* Written exercise *
Restate all of the entries exactly, dropping any pictures they hold.
▼
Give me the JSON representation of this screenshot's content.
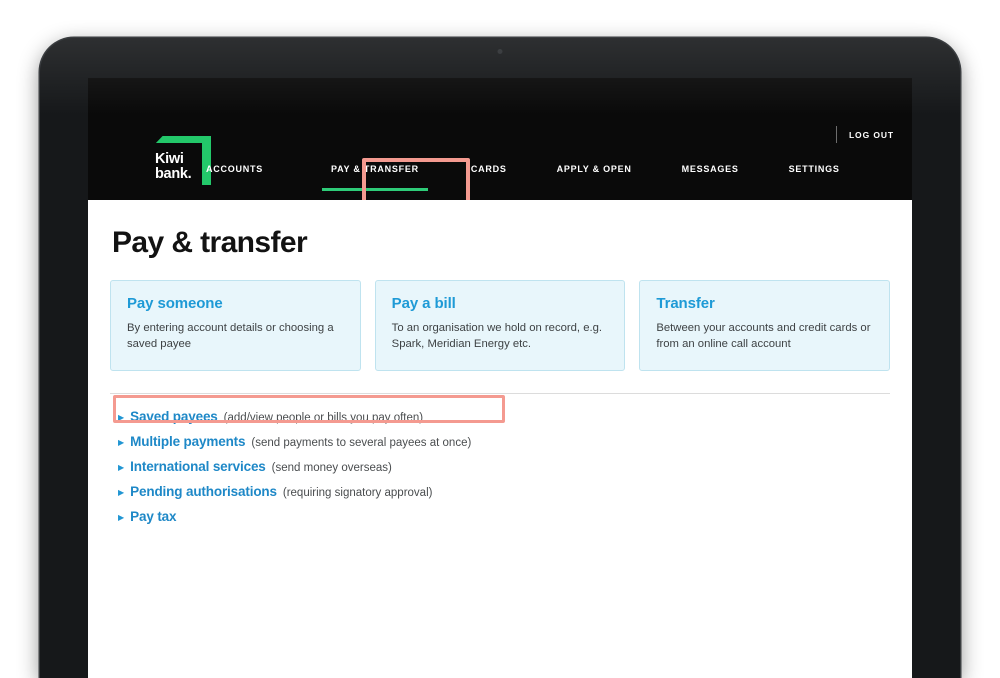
{
  "device": {
    "type": "tablet"
  },
  "header": {
    "logo": {
      "line1": "Kiwi",
      "line2": "bank.",
      "accent_color": "#23c86a"
    },
    "logout_label": "LOG OUT",
    "nav": [
      {
        "label": "ACCOUNTS",
        "active": false
      },
      {
        "label": "PAY & TRANSFER",
        "active": true
      },
      {
        "label": "CARDS",
        "active": false
      },
      {
        "label": "APPLY & OPEN",
        "active": false
      },
      {
        "label": "MESSAGES",
        "active": false
      },
      {
        "label": "SETTINGS",
        "active": false
      }
    ]
  },
  "main": {
    "page_title": "Pay & transfer",
    "cards": [
      {
        "title": "Pay someone",
        "desc": "By entering account details or choosing a saved payee"
      },
      {
        "title": "Pay a bill",
        "desc": "To an organisation we hold on record, e.g. Spark, Meridian Energy etc."
      },
      {
        "title": "Transfer",
        "desc": "Between your accounts and credit cards or from an online call account"
      }
    ],
    "links": [
      {
        "label": "Saved payees",
        "note": "(add/view people or bills you pay often)",
        "highlighted": true
      },
      {
        "label": "Multiple payments",
        "note": "(send payments to several payees at once)",
        "highlighted": false
      },
      {
        "label": "International services",
        "note": "(send money overseas)",
        "highlighted": false
      },
      {
        "label": "Pending authorisations",
        "note": "(requiring signatory approval)",
        "highlighted": false
      },
      {
        "label": "Pay tax",
        "note": "",
        "highlighted": false
      }
    ]
  },
  "annotations": {
    "color": "#f49a90",
    "targets": [
      "PAY & TRANSFER",
      "Saved payees"
    ]
  },
  "colors": {
    "brand_green": "#23c86a",
    "link_blue": "#1e88c7",
    "card_bg": "#e8f6fb",
    "card_border": "#bfe3ef",
    "topbar_bg": "#0a0a0a",
    "highlight": "#f49a90"
  }
}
▲
* Exercise response *
Give me the JSON representation of this screenshot's content.
{
  "device": {
    "type": "tablet"
  },
  "header": {
    "logo": {
      "line1": "Kiwi",
      "line2": "bank.",
      "accent_color": "#23c86a"
    },
    "logout_label": "LOG OUT",
    "nav": [
      {
        "label": "ACCOUNTS",
        "active": false
      },
      {
        "label": "PAY & TRANSFER",
        "active": true
      },
      {
        "label": "CARDS",
        "active": false
      },
      {
        "label": "APPLY & OPEN",
        "active": false
      },
      {
        "label": "MESSAGES",
        "active": false
      },
      {
        "label": "SETTINGS",
        "active": false
      }
    ]
  },
  "main": {
    "page_title": "Pay & transfer",
    "cards": [
      {
        "title": "Pay someone",
        "desc": "By entering account details or choosing a saved payee"
      },
      {
        "title": "Pay a bill",
        "desc": "To an organisation we hold on record, e.g. Spark, Meridian Energy etc."
      },
      {
        "title": "Transfer",
        "desc": "Between your accounts and credit cards or from an online call account"
      }
    ],
    "links": [
      {
        "label": "Saved payees",
        "note": "(add/view people or bills you pay often)",
        "highlighted": true
      },
      {
        "label": "Multiple payments",
        "note": "(send payments to several payees at once)",
        "highlighted": false
      },
      {
        "label": "International services",
        "note": "(send money overseas)",
        "highlighted": false
      },
      {
        "label": "Pending authorisations",
        "note": "(requiring signatory approval)",
        "highlighted": false
      },
      {
        "label": "Pay tax",
        "note": "",
        "highlighted": false
      }
    ]
  },
  "annotations": {
    "color": "#f49a90",
    "targets": [
      "PAY & TRANSFER",
      "Saved payees"
    ]
  },
  "colors": {
    "brand_green": "#23c86a",
    "link_blue": "#1e88c7",
    "card_bg": "#e8f6fb",
    "card_border": "#bfe3ef",
    "topbar_bg": "#0a0a0a",
    "highlight": "#f49a90"
  }
}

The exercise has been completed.